*PROVIDED RECORDS*.
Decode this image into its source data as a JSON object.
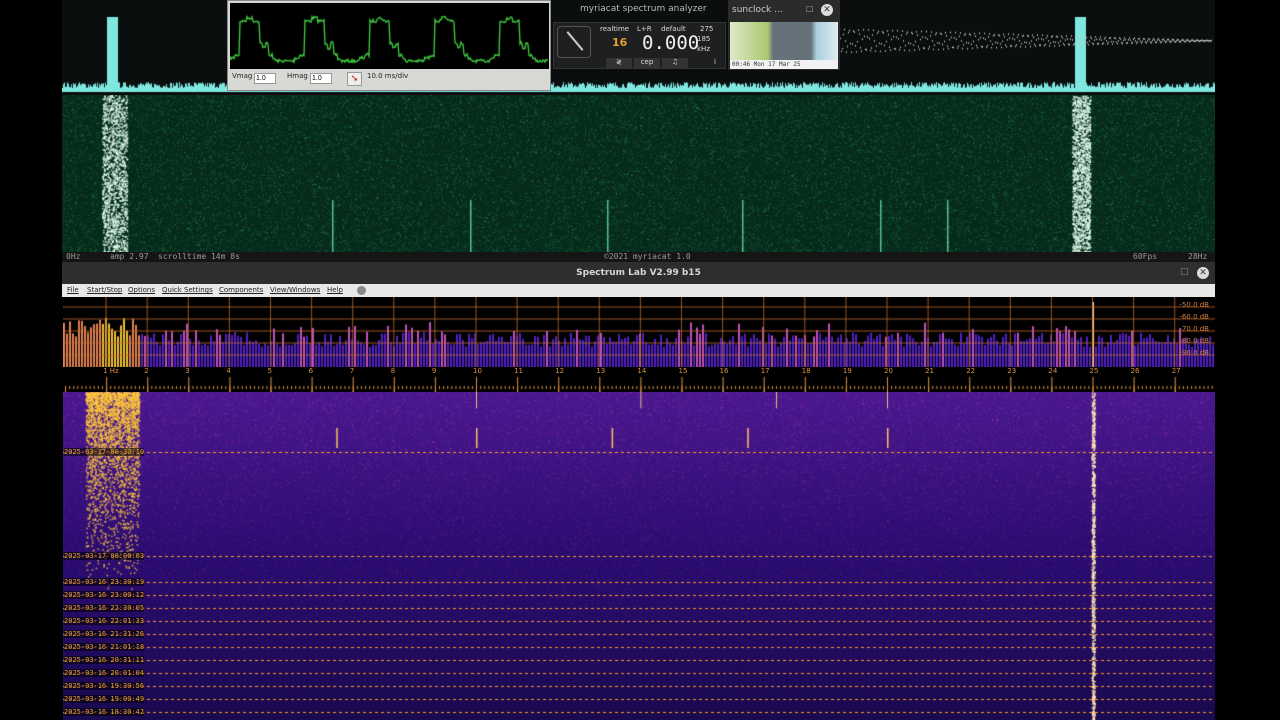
{
  "myriacat": {
    "title": "myriacat spectrum analyzer",
    "status": {
      "freq_min": "0Hz",
      "amp": "amp 2.97",
      "scrolltime": "scrolltime 14m 8s",
      "copyright": "©2021 myriacat 1.0",
      "fps": "60Fps",
      "freq_max": "28Hz"
    },
    "widget": {
      "mode": "realtime",
      "channel": "L+R",
      "preset": "default",
      "num_top": "275",
      "digits_small": "16",
      "frequency": "0.000",
      "num_right": "185",
      "unit": "kHz",
      "buttons": [
        "≷",
        "cep",
        "♫"
      ],
      "info": "i"
    },
    "accent": "#3fe0a0"
  },
  "oscilloscope": {
    "vmag_label": "Vmag",
    "vmag_value": "1.0",
    "hmag_label": "Hmag",
    "hmag_value": "1.0",
    "timebase": "10.0 ms/div",
    "trace_color": "#40d040"
  },
  "sunclock": {
    "title": "sunclock ...",
    "time": "00:46 Mon 17 Mar 25"
  },
  "spectrum_lab": {
    "title": "Spectrum Lab V2.99 b15",
    "menu": [
      "File",
      "Start/Stop",
      "Options",
      "Quick Settings",
      "Components",
      "View/Windows",
      "Help"
    ],
    "db_labels": [
      "-50.0 dB",
      "-60.0 dB",
      "-70.0 dB",
      "-80.0 dB",
      "-90.0 dB"
    ],
    "freq_labels": [
      "1 Hz",
      "2",
      "3",
      "4",
      "5",
      "6",
      "7",
      "8",
      "9",
      "10",
      "11",
      "12",
      "13",
      "14",
      "15",
      "16",
      "17",
      "18",
      "19",
      "20",
      "21",
      "22",
      "23",
      "24",
      "25",
      "26",
      "27"
    ],
    "timestamps": [
      "2025-03-17 00:30:10",
      "2025-03-17 00:00:03",
      "2025-03-16 23:30:19",
      "2025-03-16 23:00:12",
      "2025-03-16 22:30:05",
      "2025-03-16 22:01:33",
      "2025-03-16 21:31:26",
      "2025-03-16 21:01:18",
      "2025-03-16 20:31:11",
      "2025-03-16 20:01:04",
      "2025-03-16 19:30:56",
      "2025-03-16 19:00:49",
      "2025-03-16 18:30:42"
    ],
    "colors": {
      "grid": "#c06a30",
      "marker": "#ff9a20",
      "background": "#1a0a50"
    }
  }
}
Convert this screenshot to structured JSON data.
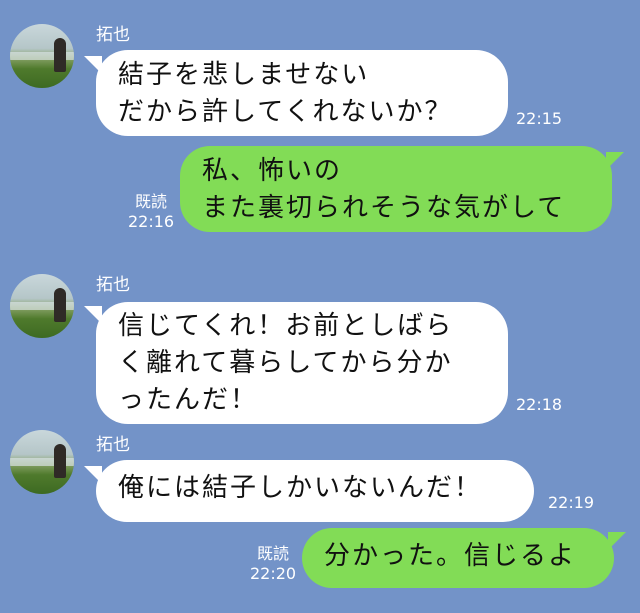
{
  "contact": {
    "name": "拓也"
  },
  "messages": [
    {
      "side": "in",
      "text": "結子を悲しませない\nだから許してくれないか？",
      "time": "22:15"
    },
    {
      "side": "out",
      "text": "私、怖いの\nまた裏切られそうな気がして",
      "read": "既読",
      "time": "22:16"
    },
    {
      "side": "in",
      "text": "信じてくれ！お前としばら\nく離れて暮らしてから分か\nったんだ！",
      "time": "22:18"
    },
    {
      "side": "in",
      "text": "俺には結子しかいないんだ！",
      "time": "22:19"
    },
    {
      "side": "out",
      "text": "分かった。信じるよ",
      "read": "既読",
      "time": "22:20"
    }
  ]
}
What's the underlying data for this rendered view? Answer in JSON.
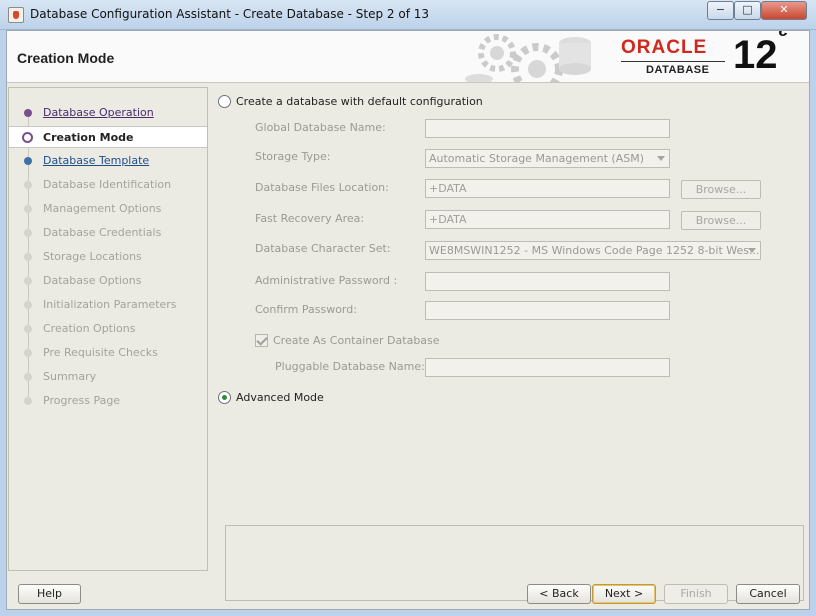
{
  "window": {
    "title": "Database Configuration Assistant - Create Database - Step 2 of 13",
    "min_symbol": "−",
    "max_symbol": "□",
    "close_symbol": "✕"
  },
  "header": {
    "page_title": "Creation Mode",
    "logo_brand": "ORACLE",
    "logo_product": "DATABASE",
    "version_number": "12",
    "version_suffix": "c"
  },
  "steps": [
    {
      "label": "Database Operation",
      "state": "done"
    },
    {
      "label": "Creation Mode",
      "state": "current"
    },
    {
      "label": "Database Template",
      "state": "next"
    },
    {
      "label": "Database Identification",
      "state": "pending"
    },
    {
      "label": "Management Options",
      "state": "pending"
    },
    {
      "label": "Database Credentials",
      "state": "pending"
    },
    {
      "label": "Storage Locations",
      "state": "pending"
    },
    {
      "label": "Database Options",
      "state": "pending"
    },
    {
      "label": "Initialization Parameters",
      "state": "pending"
    },
    {
      "label": "Creation Options",
      "state": "pending"
    },
    {
      "label": "Pre Requisite Checks",
      "state": "pending"
    },
    {
      "label": "Summary",
      "state": "pending"
    },
    {
      "label": "Progress Page",
      "state": "pending"
    }
  ],
  "form": {
    "default_config_label": "Create a database with default configuration",
    "default_config_selected": false,
    "global_db_name_label": "Global Database Name:",
    "global_db_name_value": "",
    "storage_type_label": "Storage Type:",
    "storage_type_value": "Automatic Storage Management (ASM)",
    "db_files_location_label": "Database Files Location:",
    "db_files_location_value": "+DATA",
    "fast_recovery_label": "Fast Recovery Area:",
    "fast_recovery_value": "+DATA",
    "browse_label": "Browse...",
    "charset_label": "Database Character Set:",
    "charset_value": "WE8MSWIN1252 - MS Windows Code Page 1252 8-bit Wes...",
    "admin_password_label": "Administrative Password :",
    "confirm_password_label": "Confirm Password:",
    "container_db_label": "Create As Container Database",
    "container_db_checked": true,
    "pluggable_db_label": "Pluggable Database Name:",
    "pluggable_db_value": "",
    "advanced_mode_label": "Advanced Mode",
    "advanced_mode_selected": true
  },
  "footer": {
    "help": "Help",
    "back": "< Back",
    "next": "Next >",
    "finish": "Finish",
    "cancel": "Cancel"
  }
}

*REQUIREMENT*. Repeat the material above verbatim, with no pictures in the output.

*THE ANSWER*.
Decode this image into its source data as a JSON object.
{
  "myriacat": {
    "title": "myriacat spectrum analyzer",
    "status": {
      "freq_min": "0Hz",
      "amp": "amp 2.97",
      "scrolltime": "scrolltime 14m 8s",
      "copyright": "©2021 myriacat 1.0",
      "fps": "60Fps",
      "freq_max": "28Hz"
    },
    "widget": {
      "mode": "realtime",
      "channel": "L+R",
      "preset": "default",
      "num_top": "275",
      "digits_small": "16",
      "frequency": "0.000",
      "num_right": "185",
      "unit": "kHz",
      "buttons": [
        "≷",
        "cep",
        "♫"
      ],
      "info": "i"
    },
    "accent": "#3fe0a0"
  },
  "oscilloscope": {
    "vmag_label": "Vmag",
    "vmag_value": "1.0",
    "hmag_label": "Hmag",
    "hmag_value": "1.0",
    "timebase": "10.0 ms/div",
    "trace_color": "#40d040"
  },
  "sunclock": {
    "title": "sunclock ...",
    "time": "00:46 Mon 17 Mar 25"
  },
  "spectrum_lab": {
    "title": "Spectrum Lab V2.99 b15",
    "menu": [
      "File",
      "Start/Stop",
      "Options",
      "Quick Settings",
      "Components",
      "View/Windows",
      "Help"
    ],
    "db_labels": [
      "-50.0 dB",
      "-60.0 dB",
      "-70.0 dB",
      "-80.0 dB",
      "-90.0 dB"
    ],
    "freq_labels": [
      "1 Hz",
      "2",
      "3",
      "4",
      "5",
      "6",
      "7",
      "8",
      "9",
      "10",
      "11",
      "12",
      "13",
      "14",
      "15",
      "16",
      "17",
      "18",
      "19",
      "20",
      "21",
      "22",
      "23",
      "24",
      "25",
      "26",
      "27"
    ],
    "timestamps": [
      "2025-03-17 00:30:10",
      "2025-03-17 00:00:03",
      "2025-03-16 23:30:19",
      "2025-03-16 23:00:12",
      "2025-03-16 22:30:05",
      "2025-03-16 22:01:33",
      "2025-03-16 21:31:26",
      "2025-03-16 21:01:18",
      "2025-03-16 20:31:11",
      "2025-03-16 20:01:04",
      "2025-03-16 19:30:56",
      "2025-03-16 19:00:49",
      "2025-03-16 18:30:42"
    ],
    "colors": {
      "grid": "#c06a30",
      "marker": "#ff9a20",
      "background": "#1a0a50"
    }
  }
}
Convert this screenshot to structured JSON data.
{
  "contact": {
    "name": "拓也"
  },
  "messages": [
    {
      "side": "in",
      "text": "結子を悲しませない\nだから許してくれないか？",
      "time": "22:15"
    },
    {
      "side": "out",
      "text": "私、怖いの\nまた裏切られそうな気がして",
      "read": "既読",
      "time": "22:16"
    },
    {
      "side": "in",
      "text": "信じてくれ！お前としばら\nく離れて暮らしてから分か\nったんだ！",
      "time": "22:18"
    },
    {
      "side": "in",
      "text": "俺には結子しかいないんだ！",
      "time": "22:19"
    },
    {
      "side": "out",
      "text": "分かった。信じるよ",
      "read": "既読",
      "time": "22:20"
    }
  ]
}
What's the underlying data for this rendered view? Answer in JSON.
{
  "window": {
    "title": "Database Configuration Assistant - Create Database - Step 2 of 13",
    "min_symbol": "−",
    "max_symbol": "□",
    "close_symbol": "✕"
  },
  "header": {
    "page_title": "Creation Mode",
    "logo_brand": "ORACLE",
    "logo_product": "DATABASE",
    "version_number": "12",
    "version_suffix": "c"
  },
  "steps": [
    {
      "label": "Database Operation",
      "state": "done"
    },
    {
      "label": "Creation Mode",
      "state": "current"
    },
    {
      "label": "Database Template",
      "state": "next"
    },
    {
      "label": "Database Identification",
      "state": "pending"
    },
    {
      "label": "Management Options",
      "state": "pending"
    },
    {
      "label": "Database Credentials",
      "state": "pending"
    },
    {
      "label": "Storage Locations",
      "state": "pending"
    },
    {
      "label": "Database Options",
      "state": "pending"
    },
    {
      "label": "Initialization Parameters",
      "state": "pending"
    },
    {
      "label": "Creation Options",
      "state": "pending"
    },
    {
      "label": "Pre Requisite Checks",
      "state": "pending"
    },
    {
      "label": "Summary",
      "state": "pending"
    },
    {
      "label": "Progress Page",
      "state": "pending"
    }
  ],
  "form": {
    "default_config_label": "Create a database with default configuration",
    "default_config_selected": false,
    "global_db_name_label": "Global Database Name:",
    "global_db_name_value": "",
    "storage_type_label": "Storage Type:",
    "storage_type_value": "Automatic Storage Management (ASM)",
    "db_files_location_label": "Database Files Location:",
    "db_files_location_value": "+DATA",
    "fast_recovery_label": "Fast Recovery Area:",
    "fast_recovery_value": "+DATA",
    "browse_label": "Browse...",
    "charset_label": "Database Character Set:",
    "charset_value": "WE8MSWIN1252 - MS Windows Code Page 1252 8-bit Wes...",
    "admin_password_label": "Administrative Password :",
    "confirm_password_label": "Confirm Password:",
    "container_db_label": "Create As Container Database",
    "container_db_checked": true,
    "pluggable_db_label": "Pluggable Database Name:",
    "pluggable_db_value": "",
    "advanced_mode_label": "Advanced Mode",
    "advanced_mode_selected": true
  },
  "footer": {
    "help": "Help",
    "back": "< Back",
    "next": "Next >",
    "finish": "Finish",
    "cancel": "Cancel"
  }
}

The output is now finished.